**AIM**
Reproduce each of the items below word for word, omitting the pictures.

**PROVIDED RECORDS**

────────────────────────────────────────

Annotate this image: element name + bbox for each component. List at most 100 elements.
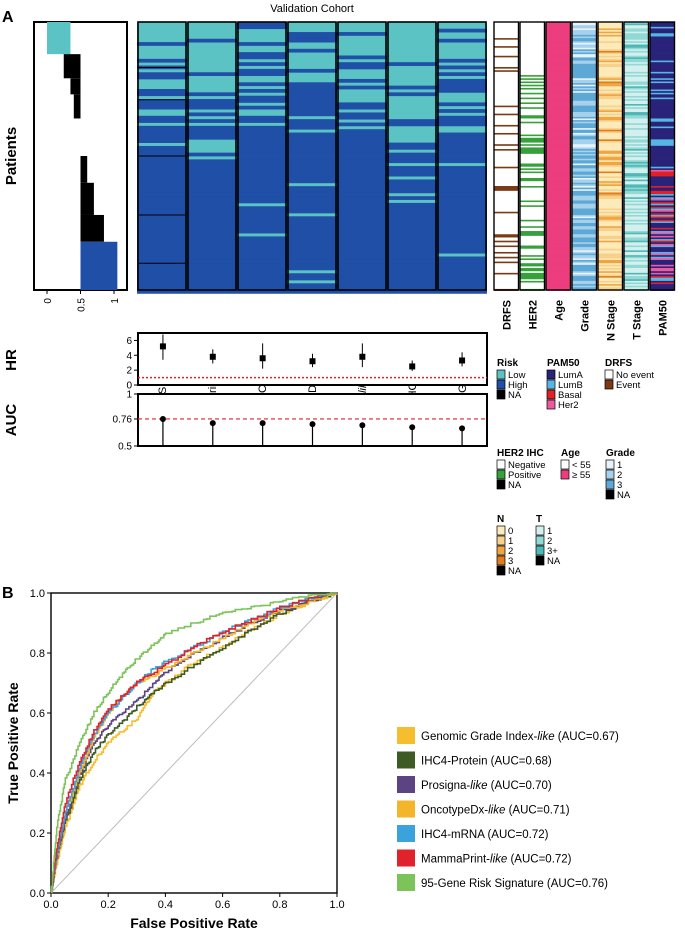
heatmap-cell: [387, 172, 437, 177]
heatmap-cell: [237, 239, 287, 244]
roc-y-tick-label: 0.4: [30, 768, 45, 780]
heatmap-cell: [237, 115, 287, 120]
heatmap-cell: [237, 256, 287, 261]
track-cell: [598, 44, 623, 47]
track-cell: [598, 174, 623, 177]
heatmap-cell: [337, 102, 387, 107]
track-cell: [520, 177, 545, 180]
track-cell: [520, 205, 545, 208]
track-cell: [650, 128, 675, 131]
heatmap-cell: [237, 206, 287, 210]
heatmap-cell: [437, 249, 487, 254]
track-cell: [598, 160, 623, 163]
track-cell: [546, 173, 571, 176]
track-cell: [546, 91, 571, 94]
track-cell: [598, 251, 623, 254]
heatmap-cell: [287, 149, 337, 154]
heatmap-cell: [137, 159, 187, 164]
heatmap-cell: [387, 249, 437, 254]
track-cell: [520, 203, 545, 206]
track-cell: [598, 25, 623, 28]
track-cell: [494, 28, 519, 31]
track-cell: [650, 235, 675, 238]
track-cell: [572, 190, 597, 193]
track-cell: [650, 153, 675, 156]
track-cell: [546, 26, 571, 29]
track-cell: [598, 242, 623, 245]
heatmap-cell: [387, 279, 437, 284]
track-cell: [546, 160, 571, 163]
heatmap-cell: [337, 85, 387, 90]
heatmap-cell: [237, 95, 287, 100]
legend-label: Her2: [558, 400, 579, 411]
track-cell: [572, 28, 597, 31]
track-cell: [598, 287, 623, 290]
legend-title: T: [536, 514, 542, 525]
track-cell: [572, 87, 597, 90]
track-cell: [494, 99, 519, 102]
track-cell: [546, 261, 571, 264]
heatmap-cell: [137, 125, 187, 130]
legend-age: Age< 55≥ 55: [560, 448, 591, 481]
track-cell: [546, 33, 571, 36]
track-cell: [494, 123, 519, 126]
track-cell: [572, 71, 597, 74]
heatmap-cell: [137, 196, 187, 200]
track-cell: [598, 208, 623, 211]
track-cell: [650, 269, 675, 272]
roc-legend-label: Prosigna-like (AUC=0.70): [421, 780, 552, 792]
track-cell: [520, 243, 545, 246]
track-cell: [546, 245, 571, 248]
track-cell: [546, 272, 571, 275]
track-cell: [572, 232, 597, 235]
heatmap-column-frame: [337, 21, 387, 291]
track-cell: [624, 194, 649, 197]
track-cell: [598, 126, 623, 129]
heatmap-cell: [337, 236, 387, 241]
track-cell: [546, 174, 571, 177]
track-cell: [494, 95, 519, 98]
track-frame: [597, 21, 624, 291]
track-cell: [520, 271, 545, 274]
track-cell: [520, 78, 545, 81]
track-cell: [650, 28, 675, 31]
track-cell: [650, 54, 675, 57]
track-cell: [598, 232, 623, 235]
track-cell: [520, 268, 545, 271]
track-cell: [494, 55, 519, 58]
track-cell: [650, 121, 675, 124]
track-cell: [494, 250, 519, 253]
track-cell: [494, 169, 519, 172]
track-cell: [572, 84, 597, 87]
track-cell: [520, 184, 545, 187]
track-cell: [598, 36, 623, 39]
heatmap-cell: [337, 216, 387, 221]
track-label: DRFS: [501, 300, 513, 330]
track-cell: [494, 176, 519, 179]
track-cell: [572, 113, 597, 116]
track-cell: [624, 65, 649, 68]
heatmap-cell: [237, 182, 287, 187]
track-cell: [598, 55, 623, 58]
track-cell: [572, 169, 597, 172]
track-cell: [650, 277, 675, 280]
track-cell: [624, 235, 649, 238]
track-cell: [598, 52, 623, 55]
track-cell: [546, 274, 571, 277]
heatmap-cell: [287, 209, 337, 214]
track-cell: [572, 255, 597, 258]
track-cell: [546, 219, 571, 222]
track-cell: [494, 192, 519, 195]
track-cell: [598, 118, 623, 121]
heatmap-cell: [437, 152, 487, 157]
track-cell: [546, 231, 571, 234]
track-cell: [520, 221, 545, 224]
auc-point: [209, 420, 216, 427]
track-cell: [546, 256, 571, 259]
track-cell: [598, 31, 623, 34]
track-cell: [572, 79, 597, 82]
track-cell: [572, 216, 597, 219]
track-cell: [572, 182, 597, 185]
legend-swatch: [535, 525, 545, 536]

────────────────────────────────────────

**ANSWER TO THIS TASK**
Annotate this image: element name + bbox for each component. List at most 100 elements.
heatmap-cell: [387, 172, 437, 177]
heatmap-cell: [237, 239, 287, 244]
roc-y-tick-label: 0.4: [30, 768, 45, 780]
heatmap-cell: [237, 115, 287, 120]
heatmap-cell: [237, 256, 287, 261]
track-cell: [598, 44, 623, 47]
track-cell: [598, 174, 623, 177]
heatmap-cell: [337, 102, 387, 107]
track-cell: [520, 177, 545, 180]
track-cell: [520, 205, 545, 208]
track-cell: [650, 128, 675, 131]
heatmap-cell: [237, 206, 287, 210]
heatmap-cell: [437, 249, 487, 254]
track-cell: [598, 160, 623, 163]
track-cell: [546, 173, 571, 176]
track-cell: [546, 91, 571, 94]
track-cell: [598, 251, 623, 254]
heatmap-cell: [287, 149, 337, 154]
heatmap-cell: [137, 159, 187, 164]
heatmap-cell: [387, 249, 437, 254]
track-cell: [520, 203, 545, 206]
track-cell: [598, 25, 623, 28]
track-cell: [494, 28, 519, 31]
track-cell: [650, 235, 675, 238]
track-cell: [572, 190, 597, 193]
track-cell: [650, 153, 675, 156]
track-cell: [546, 26, 571, 29]
track-cell: [598, 242, 623, 245]
heatmap-cell: [387, 279, 437, 284]
track-cell: [546, 160, 571, 163]
heatmap-cell: [337, 85, 387, 90]
heatmap-cell: [237, 95, 287, 100]
legend-label: Her2: [558, 400, 579, 411]
track-cell: [572, 28, 597, 31]
track-cell: [598, 287, 623, 290]
legend-title: T: [536, 514, 542, 525]
track-cell: [572, 87, 597, 90]
track-cell: [494, 99, 519, 102]
track-cell: [546, 261, 571, 264]
heatmap-cell: [137, 125, 187, 130]
legend-age: Age< 55≥ 55: [560, 448, 591, 481]
track-cell: [546, 33, 571, 36]
track-cell: [494, 123, 519, 126]
track-cell: [572, 71, 597, 74]
heatmap-cell: [137, 196, 187, 200]
track-cell: [598, 208, 623, 211]
track-cell: [650, 269, 675, 272]
roc-legend-label: Prosigna-like (AUC=0.70): [421, 780, 552, 792]
track-cell: [520, 243, 545, 246]
track-cell: [546, 245, 571, 248]
track-cell: [546, 272, 571, 275]
track-cell: [572, 232, 597, 235]
heatmap-column-frame: [337, 21, 387, 291]
track-cell: [624, 194, 649, 197]
track-cell: [598, 126, 623, 129]
heatmap-cell: [337, 236, 387, 241]
track-cell: [546, 174, 571, 177]
track-cell: [494, 95, 519, 98]
track-frame: [597, 21, 624, 291]
track-cell: [520, 271, 545, 274]
track-cell: [520, 78, 545, 81]
track-cell: [650, 28, 675, 31]
track-cell: [650, 54, 675, 57]
track-cell: [598, 232, 623, 235]
track-cell: [520, 268, 545, 271]
track-cell: [494, 55, 519, 58]
track-cell: [650, 121, 675, 124]
track-cell: [494, 250, 519, 253]
track-cell: [494, 169, 519, 172]
track-cell: [572, 84, 597, 87]
track-cell: [520, 184, 545, 187]
track-cell: [598, 36, 623, 39]
heatmap-cell: [337, 216, 387, 221]
track-label: DRFS: [501, 300, 513, 330]
track-cell: [494, 176, 519, 179]
track-cell: [572, 113, 597, 116]
track-cell: [624, 65, 649, 68]
heatmap-cell: [237, 182, 287, 187]
track-cell: [598, 55, 623, 58]
track-cell: [572, 169, 597, 172]
track-cell: [650, 277, 675, 280]
track-cell: [624, 235, 649, 238]
track-cell: [598, 52, 623, 55]
track-cell: [546, 274, 571, 277]
heatmap-cell: [287, 209, 337, 214]
track-cell: [572, 255, 597, 258]
track-cell: [546, 219, 571, 222]
track-cell: [494, 192, 519, 195]
track-cell: [598, 118, 623, 121]
heatmap-cell: [437, 152, 487, 157]
track-cell: [546, 231, 571, 234]
track-cell: [520, 221, 545, 224]
auc-point: [209, 420, 216, 427]
track-cell: [546, 256, 571, 259]
track-cell: [598, 31, 623, 34]
track-cell: [572, 79, 597, 82]
track-cell: [572, 216, 597, 219]
track-cell: [572, 182, 597, 185]
legend-swatch: [535, 525, 545, 536]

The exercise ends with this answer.